→ **TASK STATEMENT**
Make an exact copy of each entry, leaving out every picture.

(Figure data in JSON)

══════════════════════════════

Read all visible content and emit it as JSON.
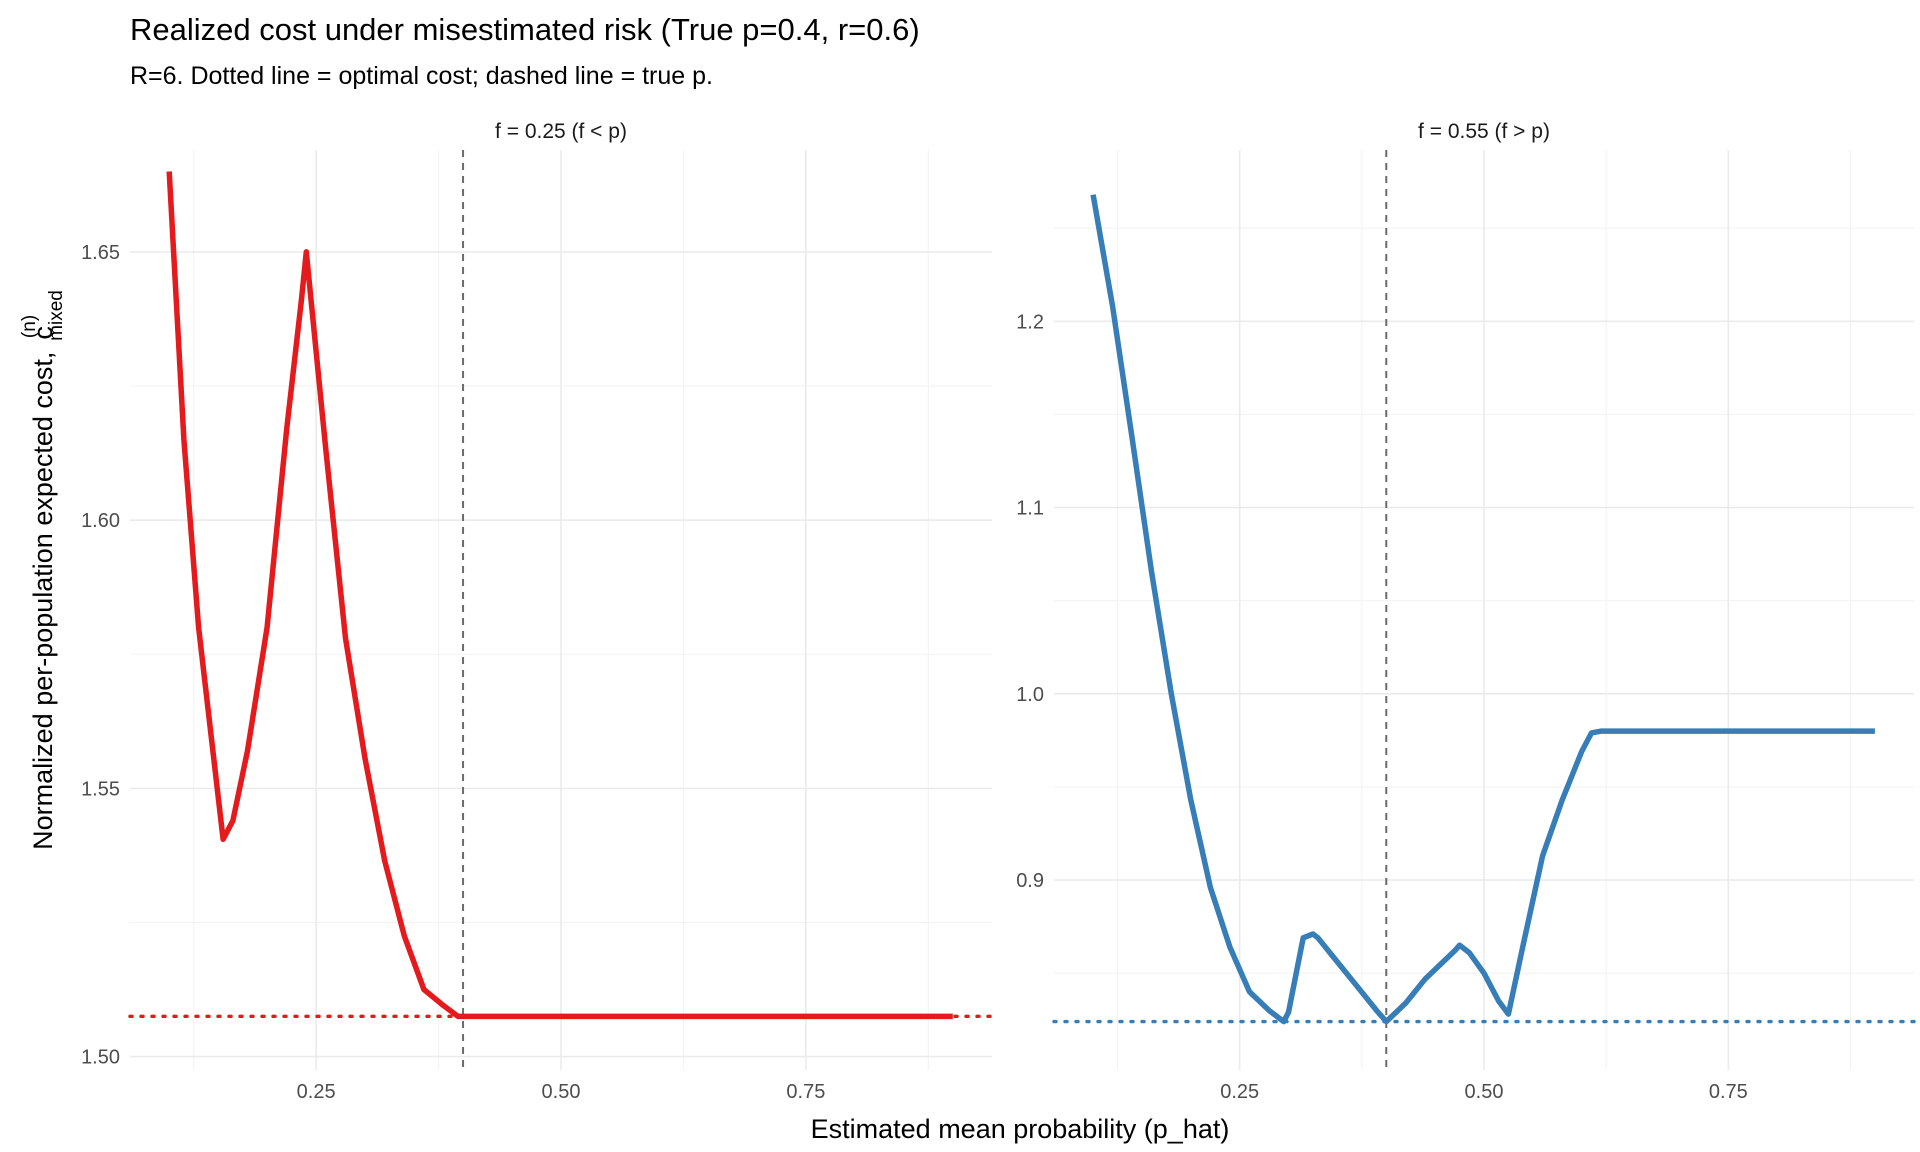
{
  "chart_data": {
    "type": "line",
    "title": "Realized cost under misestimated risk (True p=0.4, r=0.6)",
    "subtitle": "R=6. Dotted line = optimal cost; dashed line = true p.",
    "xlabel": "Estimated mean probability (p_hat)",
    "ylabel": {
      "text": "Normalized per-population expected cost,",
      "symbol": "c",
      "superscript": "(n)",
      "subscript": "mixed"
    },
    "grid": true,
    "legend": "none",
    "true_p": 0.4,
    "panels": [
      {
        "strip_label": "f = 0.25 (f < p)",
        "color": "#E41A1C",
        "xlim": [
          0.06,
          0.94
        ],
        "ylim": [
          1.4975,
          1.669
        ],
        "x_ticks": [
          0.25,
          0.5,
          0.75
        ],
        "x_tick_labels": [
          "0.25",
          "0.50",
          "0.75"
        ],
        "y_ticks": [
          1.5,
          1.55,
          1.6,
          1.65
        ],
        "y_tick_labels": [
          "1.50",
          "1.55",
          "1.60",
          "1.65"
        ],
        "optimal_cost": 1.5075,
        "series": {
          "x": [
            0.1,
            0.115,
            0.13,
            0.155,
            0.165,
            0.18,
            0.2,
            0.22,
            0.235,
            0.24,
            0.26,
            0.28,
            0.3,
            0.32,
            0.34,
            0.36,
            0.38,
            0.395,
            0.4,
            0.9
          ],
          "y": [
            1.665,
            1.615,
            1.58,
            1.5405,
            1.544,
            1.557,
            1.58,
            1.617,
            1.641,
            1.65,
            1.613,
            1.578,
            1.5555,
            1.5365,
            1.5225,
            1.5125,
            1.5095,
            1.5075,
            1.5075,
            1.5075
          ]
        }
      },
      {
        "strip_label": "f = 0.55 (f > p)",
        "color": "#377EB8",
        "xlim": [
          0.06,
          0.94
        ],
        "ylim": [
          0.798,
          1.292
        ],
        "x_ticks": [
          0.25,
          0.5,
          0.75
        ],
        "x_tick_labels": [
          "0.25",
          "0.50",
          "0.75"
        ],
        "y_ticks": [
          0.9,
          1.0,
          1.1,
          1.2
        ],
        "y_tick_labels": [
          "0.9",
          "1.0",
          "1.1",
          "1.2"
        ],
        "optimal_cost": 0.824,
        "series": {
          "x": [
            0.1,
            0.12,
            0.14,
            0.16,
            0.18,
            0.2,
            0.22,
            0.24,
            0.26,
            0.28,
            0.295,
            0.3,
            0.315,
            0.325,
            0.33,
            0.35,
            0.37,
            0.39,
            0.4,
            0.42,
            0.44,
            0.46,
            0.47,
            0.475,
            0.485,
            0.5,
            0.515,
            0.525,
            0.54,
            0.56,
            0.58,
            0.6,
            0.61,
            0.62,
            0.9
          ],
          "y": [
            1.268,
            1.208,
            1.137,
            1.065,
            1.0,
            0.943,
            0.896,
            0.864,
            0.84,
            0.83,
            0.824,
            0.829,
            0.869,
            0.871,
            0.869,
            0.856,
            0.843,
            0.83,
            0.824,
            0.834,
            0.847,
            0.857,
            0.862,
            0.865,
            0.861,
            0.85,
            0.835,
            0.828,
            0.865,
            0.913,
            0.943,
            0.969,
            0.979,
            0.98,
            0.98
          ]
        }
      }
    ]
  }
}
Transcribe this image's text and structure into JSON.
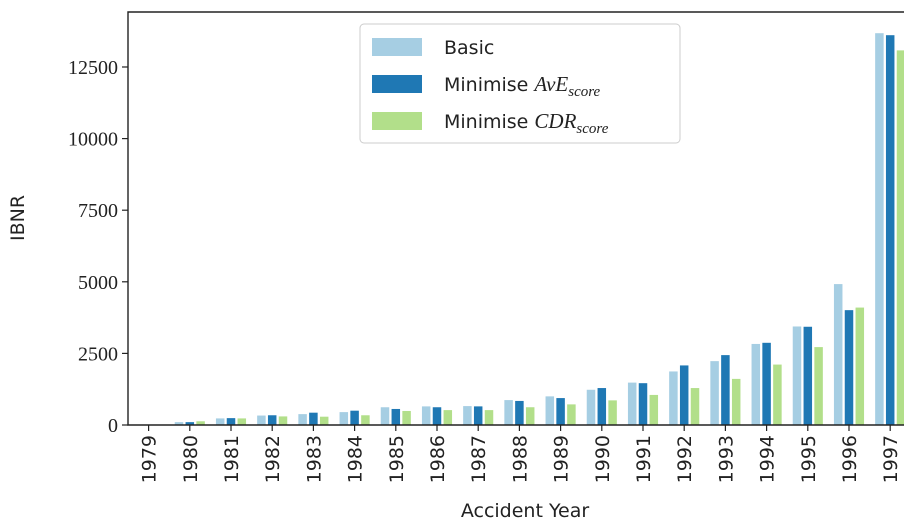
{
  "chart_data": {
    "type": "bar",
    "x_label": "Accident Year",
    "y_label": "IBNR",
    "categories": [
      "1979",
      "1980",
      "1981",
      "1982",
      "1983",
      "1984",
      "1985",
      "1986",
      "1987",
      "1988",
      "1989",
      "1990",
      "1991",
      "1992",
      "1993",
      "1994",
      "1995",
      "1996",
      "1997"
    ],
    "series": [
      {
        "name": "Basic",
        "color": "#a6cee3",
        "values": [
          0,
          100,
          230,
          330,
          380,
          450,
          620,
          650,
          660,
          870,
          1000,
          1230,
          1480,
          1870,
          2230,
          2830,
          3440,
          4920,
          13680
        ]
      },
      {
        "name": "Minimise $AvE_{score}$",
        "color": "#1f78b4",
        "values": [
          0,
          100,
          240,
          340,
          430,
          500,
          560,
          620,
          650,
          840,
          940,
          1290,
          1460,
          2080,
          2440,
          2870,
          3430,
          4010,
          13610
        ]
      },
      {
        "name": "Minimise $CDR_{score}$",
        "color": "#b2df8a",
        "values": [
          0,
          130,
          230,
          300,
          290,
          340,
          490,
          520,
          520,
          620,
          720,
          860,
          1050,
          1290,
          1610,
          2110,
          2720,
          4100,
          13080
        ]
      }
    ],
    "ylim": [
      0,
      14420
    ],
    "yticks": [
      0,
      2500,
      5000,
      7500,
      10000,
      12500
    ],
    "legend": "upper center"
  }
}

══════════════════════════════

→ **OUTPUT OF THE TASK**
Read all visible content and emit it as JSON.
{
  "chart_data": {
    "type": "line",
    "title": "Realized cost under misestimated risk (True p=0.4, r=0.6)",
    "subtitle": "R=6. Dotted line = optimal cost; dashed line = true p.",
    "xlabel": "Estimated mean probability (p_hat)",
    "ylabel": {
      "text": "Normalized per-population expected cost,",
      "symbol": "c",
      "superscript": "(n)",
      "subscript": "mixed"
    },
    "grid": true,
    "legend": "none",
    "true_p": 0.4,
    "panels": [
      {
        "strip_label": "f = 0.25 (f < p)",
        "color": "#E41A1C",
        "xlim": [
          0.06,
          0.94
        ],
        "ylim": [
          1.4975,
          1.669
        ],
        "x_ticks": [
          0.25,
          0.5,
          0.75
        ],
        "x_tick_labels": [
          "0.25",
          "0.50",
          "0.75"
        ],
        "y_ticks": [
          1.5,
          1.55,
          1.6,
          1.65
        ],
        "y_tick_labels": [
          "1.50",
          "1.55",
          "1.60",
          "1.65"
        ],
        "optimal_cost": 1.5075,
        "series": {
          "x": [
            0.1,
            0.115,
            0.13,
            0.155,
            0.165,
            0.18,
            0.2,
            0.22,
            0.235,
            0.24,
            0.26,
            0.28,
            0.3,
            0.32,
            0.34,
            0.36,
            0.38,
            0.395,
            0.4,
            0.9
          ],
          "y": [
            1.665,
            1.615,
            1.58,
            1.5405,
            1.544,
            1.557,
            1.58,
            1.617,
            1.641,
            1.65,
            1.613,
            1.578,
            1.5555,
            1.5365,
            1.5225,
            1.5125,
            1.5095,
            1.5075,
            1.5075,
            1.5075
          ]
        }
      },
      {
        "strip_label": "f = 0.55 (f > p)",
        "color": "#377EB8",
        "xlim": [
          0.06,
          0.94
        ],
        "ylim": [
          0.798,
          1.292
        ],
        "x_ticks": [
          0.25,
          0.5,
          0.75
        ],
        "x_tick_labels": [
          "0.25",
          "0.50",
          "0.75"
        ],
        "y_ticks": [
          0.9,
          1.0,
          1.1,
          1.2
        ],
        "y_tick_labels": [
          "0.9",
          "1.0",
          "1.1",
          "1.2"
        ],
        "optimal_cost": 0.824,
        "series": {
          "x": [
            0.1,
            0.12,
            0.14,
            0.16,
            0.18,
            0.2,
            0.22,
            0.24,
            0.26,
            0.28,
            0.295,
            0.3,
            0.315,
            0.325,
            0.33,
            0.35,
            0.37,
            0.39,
            0.4,
            0.42,
            0.44,
            0.46,
            0.47,
            0.475,
            0.485,
            0.5,
            0.515,
            0.525,
            0.54,
            0.56,
            0.58,
            0.6,
            0.61,
            0.62,
            0.9
          ],
          "y": [
            1.268,
            1.208,
            1.137,
            1.065,
            1.0,
            0.943,
            0.896,
            0.864,
            0.84,
            0.83,
            0.824,
            0.829,
            0.869,
            0.871,
            0.869,
            0.856,
            0.843,
            0.83,
            0.824,
            0.834,
            0.847,
            0.857,
            0.862,
            0.865,
            0.861,
            0.85,
            0.835,
            0.828,
            0.865,
            0.913,
            0.943,
            0.969,
            0.979,
            0.98,
            0.98
          ]
        }
      }
    ]
  }
}
Transcribe this image's text and structure into JSON.
{
  "chart_data": {
    "type": "bar",
    "x_label": "Accident Year",
    "y_label": "IBNR",
    "categories": [
      "1979",
      "1980",
      "1981",
      "1982",
      "1983",
      "1984",
      "1985",
      "1986",
      "1987",
      "1988",
      "1989",
      "1990",
      "1991",
      "1992",
      "1993",
      "1994",
      "1995",
      "1996",
      "1997"
    ],
    "series": [
      {
        "name": "Basic",
        "color": "#a6cee3",
        "values": [
          0,
          100,
          230,
          330,
          380,
          450,
          620,
          650,
          660,
          870,
          1000,
          1230,
          1480,
          1870,
          2230,
          2830,
          3440,
          4920,
          13680
        ]
      },
      {
        "name": "Minimise $AvE_{score}$",
        "color": "#1f78b4",
        "values": [
          0,
          100,
          240,
          340,
          430,
          500,
          560,
          620,
          650,
          840,
          940,
          1290,
          1460,
          2080,
          2440,
          2870,
          3430,
          4010,
          13610
        ]
      },
      {
        "name": "Minimise $CDR_{score}$",
        "color": "#b2df8a",
        "values": [
          0,
          130,
          230,
          300,
          290,
          340,
          490,
          520,
          520,
          620,
          720,
          860,
          1050,
          1290,
          1610,
          2110,
          2720,
          4100,
          13080
        ]
      }
    ],
    "ylim": [
      0,
      14420
    ],
    "yticks": [
      0,
      2500,
      5000,
      7500,
      10000,
      12500
    ],
    "legend": "upper center"
  }
}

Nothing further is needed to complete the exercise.